▶ [ENTRIES]:
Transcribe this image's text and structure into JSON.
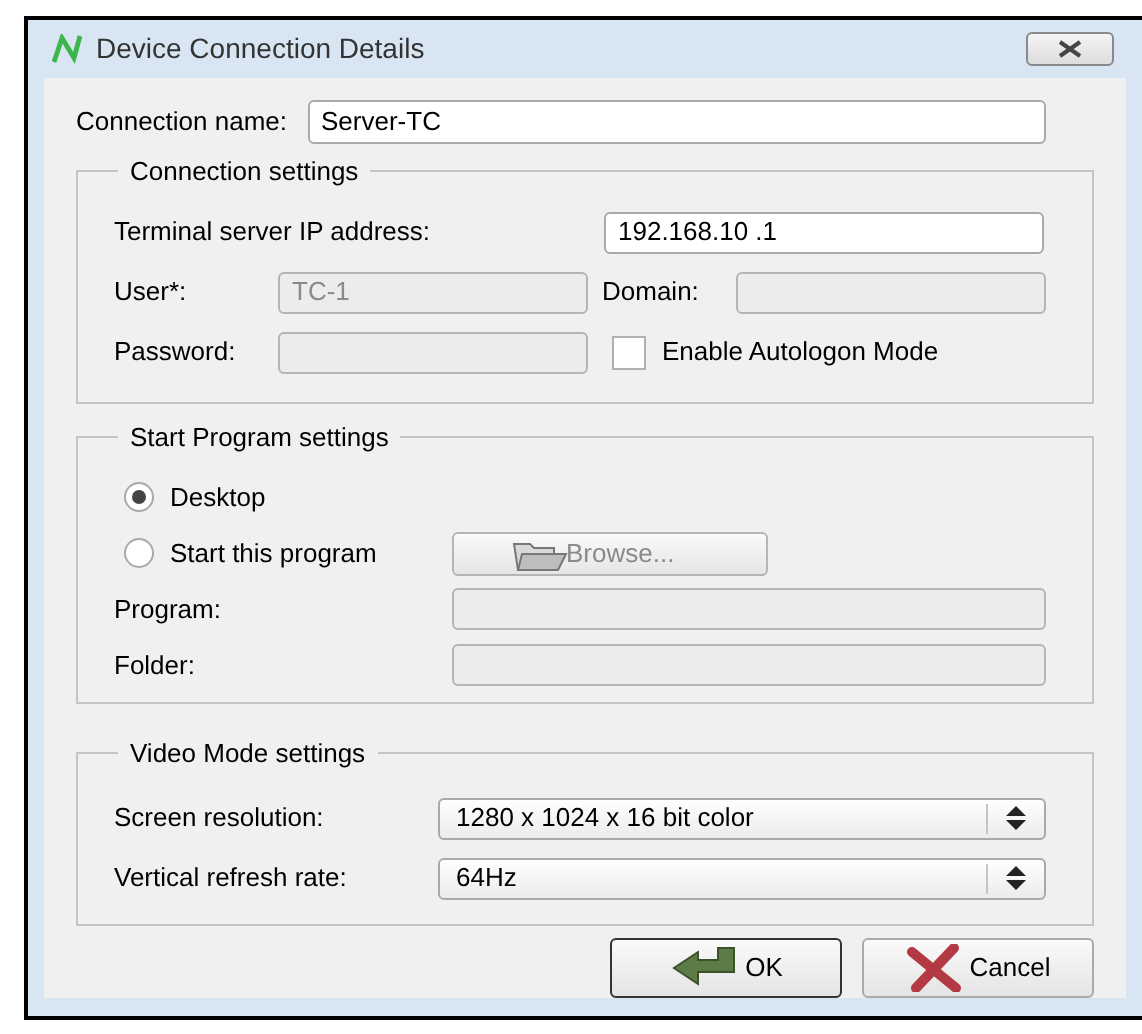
{
  "window": {
    "title": "Device Connection Details"
  },
  "connection_name": {
    "label": "Connection name:",
    "value": "Server-TC"
  },
  "connection_settings": {
    "title": "Connection settings",
    "ip": {
      "label": "Terminal server IP address:",
      "value": "192.168.10 .1",
      "disabled": false
    },
    "user": {
      "label": "User*:",
      "value": "TC-1",
      "disabled": true
    },
    "domain": {
      "label": "Domain:",
      "disabled": true
    },
    "password": {
      "label": "Password:",
      "disabled": true
    },
    "autologon": {
      "label": "Enable Autologon Mode",
      "checked": false
    }
  },
  "start_program": {
    "title": "Start Program settings",
    "options": [
      {
        "label": "Desktop",
        "selected": true
      },
      {
        "label": "Start this program",
        "selected": false
      }
    ],
    "browse": {
      "label": "Browse...",
      "disabled": true
    },
    "program": {
      "label": "Program:",
      "disabled": true
    },
    "folder": {
      "label": "Folder:",
      "disabled": true
    }
  },
  "video_mode": {
    "title": "Video Mode settings",
    "resolution": {
      "label": "Screen resolution:",
      "value": "1280 x 1024 x 16 bit color"
    },
    "refresh": {
      "label": "Vertical refresh rate:",
      "value": "64Hz"
    }
  },
  "buttons": [
    {
      "kind": "ok",
      "label": "OK"
    },
    {
      "kind": "cancel",
      "label": "Cancel"
    }
  ]
}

▶ [THE PROBLEM]:
Omit the pictures and reproduce the listing exactly.

▶ [TASK SOLUTION]:
Transcribe this image's text and structure into JSON.
{
  "window": {
    "title": "Device Connection Details"
  },
  "connection_name": {
    "label": "Connection name:",
    "value": "Server-TC"
  },
  "connection_settings": {
    "title": "Connection settings",
    "ip": {
      "label": "Terminal server IP address:",
      "value": "192.168.10 .1",
      "disabled": false
    },
    "user": {
      "label": "User*:",
      "value": "TC-1",
      "disabled": true
    },
    "domain": {
      "label": "Domain:",
      "disabled": true
    },
    "password": {
      "label": "Password:",
      "disabled": true
    },
    "autologon": {
      "label": "Enable Autologon Mode",
      "checked": false
    }
  },
  "start_program": {
    "title": "Start Program settings",
    "options": [
      {
        "label": "Desktop",
        "selected": true
      },
      {
        "label": "Start this program",
        "selected": false
      }
    ],
    "browse": {
      "label": "Browse...",
      "disabled": true
    },
    "program": {
      "label": "Program:",
      "disabled": true
    },
    "folder": {
      "label": "Folder:",
      "disabled": true
    }
  },
  "video_mode": {
    "title": "Video Mode settings",
    "resolution": {
      "label": "Screen resolution:",
      "value": "1280 x 1024 x 16 bit color"
    },
    "refresh": {
      "label": "Vertical refresh rate:",
      "value": "64Hz"
    }
  },
  "buttons": [
    {
      "kind": "ok",
      "label": "OK"
    },
    {
      "kind": "cancel",
      "label": "Cancel"
    }
  ]
}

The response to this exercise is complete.